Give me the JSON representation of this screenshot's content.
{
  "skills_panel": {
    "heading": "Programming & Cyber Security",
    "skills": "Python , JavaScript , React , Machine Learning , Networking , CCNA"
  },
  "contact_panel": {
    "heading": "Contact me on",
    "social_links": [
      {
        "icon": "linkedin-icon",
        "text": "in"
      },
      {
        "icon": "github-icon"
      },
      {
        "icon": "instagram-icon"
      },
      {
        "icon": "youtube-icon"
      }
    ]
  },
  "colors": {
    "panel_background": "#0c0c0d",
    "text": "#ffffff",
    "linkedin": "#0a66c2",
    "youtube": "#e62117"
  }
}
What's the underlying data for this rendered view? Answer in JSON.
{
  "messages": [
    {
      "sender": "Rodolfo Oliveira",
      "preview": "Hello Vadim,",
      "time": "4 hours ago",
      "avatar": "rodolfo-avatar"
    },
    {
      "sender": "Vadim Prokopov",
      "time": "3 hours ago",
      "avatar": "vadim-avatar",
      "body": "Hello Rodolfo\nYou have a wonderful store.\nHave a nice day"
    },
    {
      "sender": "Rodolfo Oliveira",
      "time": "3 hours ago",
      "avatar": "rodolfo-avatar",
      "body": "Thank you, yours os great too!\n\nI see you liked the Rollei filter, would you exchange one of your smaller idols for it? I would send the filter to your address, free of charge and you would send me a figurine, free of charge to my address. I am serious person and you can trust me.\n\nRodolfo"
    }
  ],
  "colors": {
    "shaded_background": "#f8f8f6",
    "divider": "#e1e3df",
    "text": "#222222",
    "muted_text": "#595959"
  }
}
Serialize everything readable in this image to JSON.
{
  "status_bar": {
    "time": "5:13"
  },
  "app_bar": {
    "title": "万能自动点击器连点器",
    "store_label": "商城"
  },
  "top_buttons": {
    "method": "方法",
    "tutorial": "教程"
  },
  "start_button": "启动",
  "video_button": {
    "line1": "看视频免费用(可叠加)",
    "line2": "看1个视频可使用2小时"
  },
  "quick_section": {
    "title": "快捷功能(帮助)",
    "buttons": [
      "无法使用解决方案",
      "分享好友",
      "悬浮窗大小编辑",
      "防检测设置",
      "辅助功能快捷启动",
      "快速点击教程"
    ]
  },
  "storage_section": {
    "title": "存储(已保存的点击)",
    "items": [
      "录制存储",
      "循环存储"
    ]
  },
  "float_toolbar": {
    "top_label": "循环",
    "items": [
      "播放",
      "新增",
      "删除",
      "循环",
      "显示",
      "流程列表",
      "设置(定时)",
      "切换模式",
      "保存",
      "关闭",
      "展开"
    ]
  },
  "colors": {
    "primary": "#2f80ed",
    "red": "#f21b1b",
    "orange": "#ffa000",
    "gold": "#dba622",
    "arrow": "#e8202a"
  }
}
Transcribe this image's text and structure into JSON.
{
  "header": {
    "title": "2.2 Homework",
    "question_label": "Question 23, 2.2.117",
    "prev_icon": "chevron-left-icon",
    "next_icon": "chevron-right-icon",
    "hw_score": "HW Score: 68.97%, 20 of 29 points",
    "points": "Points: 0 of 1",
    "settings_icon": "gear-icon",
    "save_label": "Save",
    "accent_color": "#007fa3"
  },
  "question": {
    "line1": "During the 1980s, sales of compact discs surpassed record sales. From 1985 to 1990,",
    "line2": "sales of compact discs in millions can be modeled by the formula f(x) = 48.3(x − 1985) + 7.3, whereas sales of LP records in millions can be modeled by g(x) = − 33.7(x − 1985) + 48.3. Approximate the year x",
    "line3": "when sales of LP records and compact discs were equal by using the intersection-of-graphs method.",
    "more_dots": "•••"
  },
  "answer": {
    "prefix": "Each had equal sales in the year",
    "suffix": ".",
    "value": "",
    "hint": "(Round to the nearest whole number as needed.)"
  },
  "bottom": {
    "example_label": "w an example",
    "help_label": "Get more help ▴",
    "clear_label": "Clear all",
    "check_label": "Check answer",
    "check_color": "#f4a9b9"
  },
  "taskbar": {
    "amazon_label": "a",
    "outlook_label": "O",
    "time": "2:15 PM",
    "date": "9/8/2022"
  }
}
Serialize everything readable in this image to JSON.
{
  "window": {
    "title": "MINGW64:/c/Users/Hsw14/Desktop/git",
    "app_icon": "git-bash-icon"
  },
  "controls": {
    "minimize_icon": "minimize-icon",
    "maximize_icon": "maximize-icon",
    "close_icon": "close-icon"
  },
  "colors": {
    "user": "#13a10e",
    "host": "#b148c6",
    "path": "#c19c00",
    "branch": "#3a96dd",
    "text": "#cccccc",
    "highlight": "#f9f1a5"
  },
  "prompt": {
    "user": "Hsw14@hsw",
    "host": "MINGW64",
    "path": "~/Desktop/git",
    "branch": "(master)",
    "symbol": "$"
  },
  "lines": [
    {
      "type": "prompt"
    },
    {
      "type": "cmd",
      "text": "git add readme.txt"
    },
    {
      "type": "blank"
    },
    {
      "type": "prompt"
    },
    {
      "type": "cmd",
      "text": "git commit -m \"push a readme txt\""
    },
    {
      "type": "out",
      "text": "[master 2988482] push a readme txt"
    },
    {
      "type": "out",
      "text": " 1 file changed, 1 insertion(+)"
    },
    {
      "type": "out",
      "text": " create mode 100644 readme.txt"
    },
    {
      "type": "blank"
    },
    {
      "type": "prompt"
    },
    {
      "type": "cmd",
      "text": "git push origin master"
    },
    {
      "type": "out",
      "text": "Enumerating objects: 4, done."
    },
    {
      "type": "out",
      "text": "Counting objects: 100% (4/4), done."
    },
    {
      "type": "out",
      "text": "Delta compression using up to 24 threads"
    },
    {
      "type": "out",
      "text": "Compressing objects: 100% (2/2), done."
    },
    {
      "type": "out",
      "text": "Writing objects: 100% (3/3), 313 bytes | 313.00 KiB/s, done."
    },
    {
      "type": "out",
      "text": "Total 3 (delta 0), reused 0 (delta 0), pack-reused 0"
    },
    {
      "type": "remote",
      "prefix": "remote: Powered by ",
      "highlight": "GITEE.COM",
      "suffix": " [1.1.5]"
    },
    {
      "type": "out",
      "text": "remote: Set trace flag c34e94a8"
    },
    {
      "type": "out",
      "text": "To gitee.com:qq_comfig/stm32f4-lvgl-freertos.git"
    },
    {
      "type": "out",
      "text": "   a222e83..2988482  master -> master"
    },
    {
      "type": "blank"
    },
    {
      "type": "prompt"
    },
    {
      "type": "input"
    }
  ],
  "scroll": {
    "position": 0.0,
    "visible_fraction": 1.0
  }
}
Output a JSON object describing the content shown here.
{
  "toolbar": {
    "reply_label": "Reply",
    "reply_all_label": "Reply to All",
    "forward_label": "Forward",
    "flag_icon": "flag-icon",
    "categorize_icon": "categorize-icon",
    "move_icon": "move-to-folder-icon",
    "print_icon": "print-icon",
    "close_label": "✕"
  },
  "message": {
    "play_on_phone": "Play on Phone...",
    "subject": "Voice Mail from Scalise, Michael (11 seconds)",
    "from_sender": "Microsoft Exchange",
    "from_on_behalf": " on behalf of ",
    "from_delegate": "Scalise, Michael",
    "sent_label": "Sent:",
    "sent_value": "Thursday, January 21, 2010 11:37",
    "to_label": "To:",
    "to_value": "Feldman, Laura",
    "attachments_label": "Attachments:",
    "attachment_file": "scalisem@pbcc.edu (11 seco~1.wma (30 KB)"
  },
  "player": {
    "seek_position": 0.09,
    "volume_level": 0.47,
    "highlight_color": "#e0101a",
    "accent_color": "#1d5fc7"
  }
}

-*-*-

## DIRECTIONS
In the entries above, locate every line with the word "records" and copy it.

## EXERCISE SOLUTION
    "line2": "sales of compact discs in millions can be modeled by the formula f(x) = 48.3(x − 1985) + 7.3, whereas sales of LP records in millions can be modeled by g(x) = − 33.7(x − 1985) + 48.3. Approximate the year x",
    "line3": "when sales of LP records and compact discs were equal by using the intersection-of-graphs method.",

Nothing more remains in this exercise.